▶ _Your task_: Using the data below, repeat all of it precisely.

## start Provided material

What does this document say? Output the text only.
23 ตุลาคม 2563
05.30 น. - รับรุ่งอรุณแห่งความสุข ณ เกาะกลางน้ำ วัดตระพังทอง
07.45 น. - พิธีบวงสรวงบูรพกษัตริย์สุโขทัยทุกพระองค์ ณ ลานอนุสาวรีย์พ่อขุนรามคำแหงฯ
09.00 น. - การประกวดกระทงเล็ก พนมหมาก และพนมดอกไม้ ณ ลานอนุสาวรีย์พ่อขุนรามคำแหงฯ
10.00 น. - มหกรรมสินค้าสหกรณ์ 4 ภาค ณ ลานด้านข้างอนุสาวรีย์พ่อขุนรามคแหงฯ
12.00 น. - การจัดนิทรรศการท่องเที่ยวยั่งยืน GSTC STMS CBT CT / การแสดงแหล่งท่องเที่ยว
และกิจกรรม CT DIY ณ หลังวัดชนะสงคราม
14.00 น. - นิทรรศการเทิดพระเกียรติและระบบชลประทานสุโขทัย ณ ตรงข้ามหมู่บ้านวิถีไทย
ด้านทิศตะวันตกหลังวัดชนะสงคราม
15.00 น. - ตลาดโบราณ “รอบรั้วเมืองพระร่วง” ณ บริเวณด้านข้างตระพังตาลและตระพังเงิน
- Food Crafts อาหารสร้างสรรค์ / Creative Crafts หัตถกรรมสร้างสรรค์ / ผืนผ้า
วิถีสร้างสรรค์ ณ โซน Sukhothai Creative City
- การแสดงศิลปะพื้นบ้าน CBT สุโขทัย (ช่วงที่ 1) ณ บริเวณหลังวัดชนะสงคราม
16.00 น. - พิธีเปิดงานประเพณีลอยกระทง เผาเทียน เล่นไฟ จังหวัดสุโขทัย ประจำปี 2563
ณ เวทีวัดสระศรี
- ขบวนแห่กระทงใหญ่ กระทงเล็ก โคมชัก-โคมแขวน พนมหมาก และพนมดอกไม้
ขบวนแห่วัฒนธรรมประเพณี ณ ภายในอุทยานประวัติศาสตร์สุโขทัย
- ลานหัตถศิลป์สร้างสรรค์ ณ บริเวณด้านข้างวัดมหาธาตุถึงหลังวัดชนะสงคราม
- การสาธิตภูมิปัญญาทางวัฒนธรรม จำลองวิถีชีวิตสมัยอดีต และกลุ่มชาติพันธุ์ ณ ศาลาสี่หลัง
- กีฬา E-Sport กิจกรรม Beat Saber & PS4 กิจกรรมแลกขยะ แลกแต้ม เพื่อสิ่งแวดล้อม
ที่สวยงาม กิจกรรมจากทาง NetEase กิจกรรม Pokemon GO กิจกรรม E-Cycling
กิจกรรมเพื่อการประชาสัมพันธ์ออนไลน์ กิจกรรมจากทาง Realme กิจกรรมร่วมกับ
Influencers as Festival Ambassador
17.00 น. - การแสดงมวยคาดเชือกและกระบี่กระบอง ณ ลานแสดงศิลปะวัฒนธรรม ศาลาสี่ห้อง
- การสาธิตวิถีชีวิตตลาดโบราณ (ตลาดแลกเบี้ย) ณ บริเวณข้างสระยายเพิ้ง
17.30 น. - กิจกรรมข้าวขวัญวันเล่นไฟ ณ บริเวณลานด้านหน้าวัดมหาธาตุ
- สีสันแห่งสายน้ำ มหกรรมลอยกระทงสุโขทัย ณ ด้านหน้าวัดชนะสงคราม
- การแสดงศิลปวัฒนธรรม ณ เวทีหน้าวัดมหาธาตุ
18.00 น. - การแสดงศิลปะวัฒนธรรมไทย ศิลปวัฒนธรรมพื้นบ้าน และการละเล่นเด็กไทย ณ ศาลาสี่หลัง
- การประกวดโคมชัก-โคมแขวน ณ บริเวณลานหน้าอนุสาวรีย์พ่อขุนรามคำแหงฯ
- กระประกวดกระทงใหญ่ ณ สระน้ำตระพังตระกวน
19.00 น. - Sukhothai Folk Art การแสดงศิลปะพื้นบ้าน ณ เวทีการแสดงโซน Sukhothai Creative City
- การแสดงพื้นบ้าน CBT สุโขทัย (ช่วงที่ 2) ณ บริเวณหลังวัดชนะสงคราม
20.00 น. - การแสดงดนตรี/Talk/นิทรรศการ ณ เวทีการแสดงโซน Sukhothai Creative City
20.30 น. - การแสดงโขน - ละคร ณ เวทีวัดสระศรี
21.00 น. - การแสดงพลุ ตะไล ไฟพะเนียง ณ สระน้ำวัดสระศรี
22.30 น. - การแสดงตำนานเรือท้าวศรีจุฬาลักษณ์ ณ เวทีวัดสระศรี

## end Provided material

▶ _Completed exercise_:
What does this document say? Output the text only.
23 ตุลาคม 2563
05.30 น. - รับรุ่งอรุณแห่งความสุข ณ เกาะกลางน้ำ วัดตระพังทอง
07.45 น. - พิธีบวงสรวงบูรพกษัตริย์สุโขทัยทุกพระองค์ ณ ลานอนุสาวรีย์พ่อขุนรามคำแหงฯ
09.00 น. - การประกวดกระทงเล็ก พนมหมาก และพนมดอกไม้ ณ ลานอนุสาวรีย์พ่อขุนรามคำแหงฯ
10.00 น. - มหกรรมสินค้าสหกรณ์ 4 ภาค ณ ลานด้านข้างอนุสาวรีย์พ่อขุนรามคแหงฯ
12.00 น. - การจัดนิทรรศการท่องเที่ยวยั่งยืน GSTC STMS CBT CT / การแสดงแหล่งท่องเที่ยว
และกิจกรรม CT DIY ณ หลังวัดชนะสงคราม
14.00 น. - นิทรรศการเทิดพระเกียรติและระบบชลประทานสุโขทัย ณ ตรงข้ามหมู่บ้านวิถีไทย
ด้านทิศตะวันตกหลังวัดชนะสงคราม
15.00 น. - ตลาดโบราณ “รอบรั้วเมืองพระร่วง” ณ บริเวณด้านข้างตระพังตาลและตระพังเงิน
- Food Crafts อาหารสร้างสรรค์ / Creative Crafts หัตถกรรมสร้างสรรค์ / ผืนผ้า
วิถีสร้างสรรค์ ณ โซน Sukhothai Creative City
- การแสดงศิลปะพื้นบ้าน CBT สุโขทัย (ช่วงที่ 1) ณ บริเวณหลังวัดชนะสงคราม
16.00 น. - พิธีเปิดงานประเพณีลอยกระทง เผาเทียน เล่นไฟ จังหวัดสุโขทัย ประจำปี 2563
ณ เวทีวัดสระศรี
- ขบวนแห่กระทงใหญ่ กระทงเล็ก โคมชัก-โคมแขวน พนมหมาก และพนมดอกไม้
ขบวนแห่วัฒนธรรมประเพณี ณ ภายในอุทยานประวัติศาสตร์สุโขทัย
- ลานหัตถศิลป์สร้างสรรค์ ณ บริเวณด้านข้างวัดมหาธาตุถึงหลังวัดชนะสงคราม
- การสาธิตภูมิปัญญาทางวัฒนธรรม จำลองวิถีชีวิตสมัยอดีต และกลุ่มชาติพันธุ์ ณ ศาลาสี่หลัง
- กีฬา E-Sport กิจกรรม Beat Saber & PS4 กิจกรรมแลกขยะ แลกแต้ม เพื่อสิ่งแวดล้อม
ที่สวยงาม กิจกรรมจากทาง NetEase กิจกรรม Pokemon GO กิจกรรม E-Cycling
กิจกรรมเพื่อการประชาสัมพันธ์ออนไลน์ กิจกรรมจากทาง Realme กิจกรรมร่วมกับ
Influencers as Festival Ambassador
17.00 น. - การแสดงมวยคาดเชือกและกระบี่กระบอง ณ ลานแสดงศิลปะวัฒนธรรม ศาลาสี่ห้อง
- การสาธิตวิถีชีวิตตลาดโบราณ (ตลาดแลกเบี้ย) ณ บริเวณข้างสระยายเพิ้ง
17.30 น. - กิจกรรมข้าวขวัญวันเล่นไฟ ณ บริเวณลานด้านหน้าวัดมหาธาตุ
- สีสันแห่งสายน้ำ มหกรรมลอยกระทงสุโขทัย ณ ด้านหน้าวัดชนะสงคราม
- การแสดงศิลปวัฒนธรรม ณ เวทีหน้าวัดมหาธาตุ
18.00 น. - การแสดงศิลปะวัฒนธรรมไทย ศิลปวัฒนธรรมพื้นบ้าน และการละเล่นเด็กไทย ณ ศาลาสี่หลัง
- การประกวดโคมชัก-โคมแขวน ณ บริเวณลานหน้าอนุสาวรีย์พ่อขุนรามคำแหงฯ
- กระประกวดกระทงใหญ่ ณ สระน้ำตระพังตระกวน
19.00 น. - Sukhothai Folk Art การแสดงศิลปะพื้นบ้าน ณ เวทีการแสดงโซน Sukhothai Creative City
- การแสดงพื้นบ้าน CBT สุโขทัย (ช่วงที่ 2) ณ บริเวณหลังวัดชนะสงคราม
20.00 น. - การแสดงดนตรี/Talk/นิทรรศการ ณ เวทีการแสดงโซน Sukhothai Creative City
20.30 น. - การแสดงโขน - ละคร ณ เวทีวัดสระศรี
21.00 น. - การแสดงพลุ ตะไล ไฟพะเนียง ณ สระน้ำวัดสระศรี
22.30 น. - การแสดงตำนานเรือท้าวศรีจุฬาลักษณ์ ณ เวทีวัดสระศรี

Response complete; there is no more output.